Dataset items
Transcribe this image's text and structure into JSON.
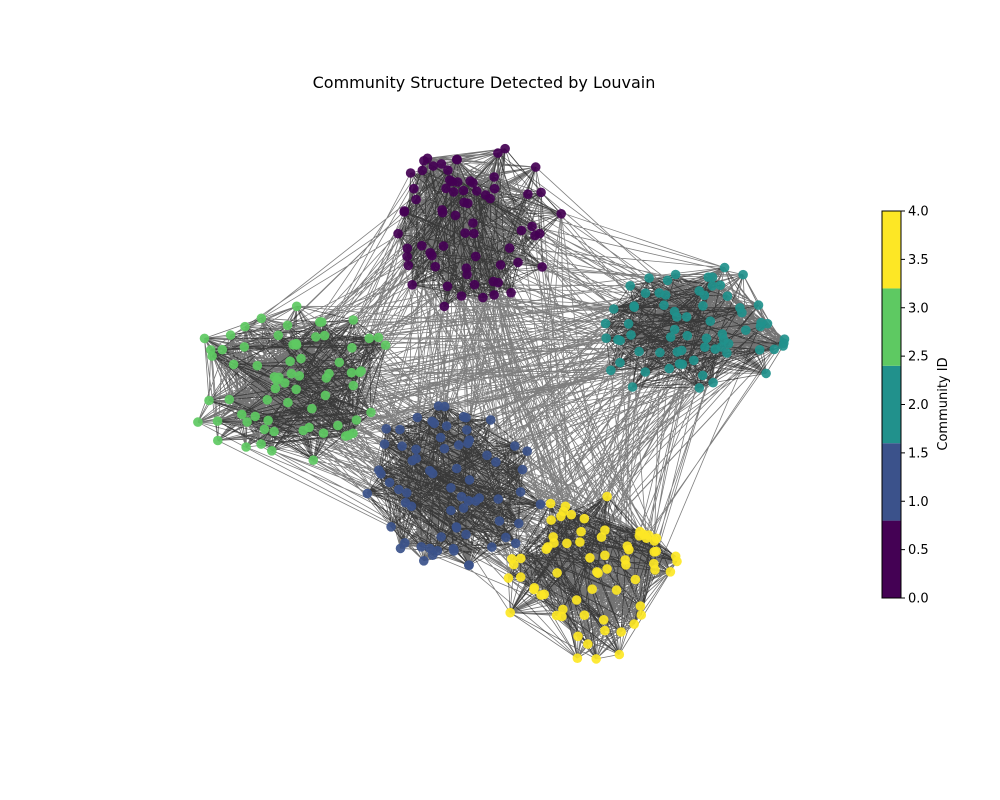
{
  "chart_data": {
    "type": "network",
    "title": "Community Structure Detected by Louvain",
    "communities": [
      {
        "id": 0,
        "color": "#440154",
        "node_count": 70
      },
      {
        "id": 1,
        "color": "#3b528b",
        "node_count": 70
      },
      {
        "id": 2,
        "color": "#21918c",
        "node_count": 70
      },
      {
        "id": 3,
        "color": "#5ec962",
        "node_count": 70
      },
      {
        "id": 4,
        "color": "#fde725",
        "node_count": 70
      }
    ],
    "colorbar": {
      "label": "Community ID",
      "range": [
        0.0,
        4.0
      ],
      "ticks": [
        "0.0",
        "0.5",
        "1.0",
        "1.5",
        "2.0",
        "2.5",
        "3.0",
        "3.5",
        "4.0"
      ],
      "tick_values": [
        0.0,
        0.5,
        1.0,
        1.5,
        2.0,
        2.5,
        3.0,
        3.5,
        4.0
      ]
    }
  }
}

• EXERCISE BRIEF: Pick out each line containing "Community" and report it.

• FULL OUTPUT:
    "title": "Community Structure Detected by Louvain",
      "label": "Community ID",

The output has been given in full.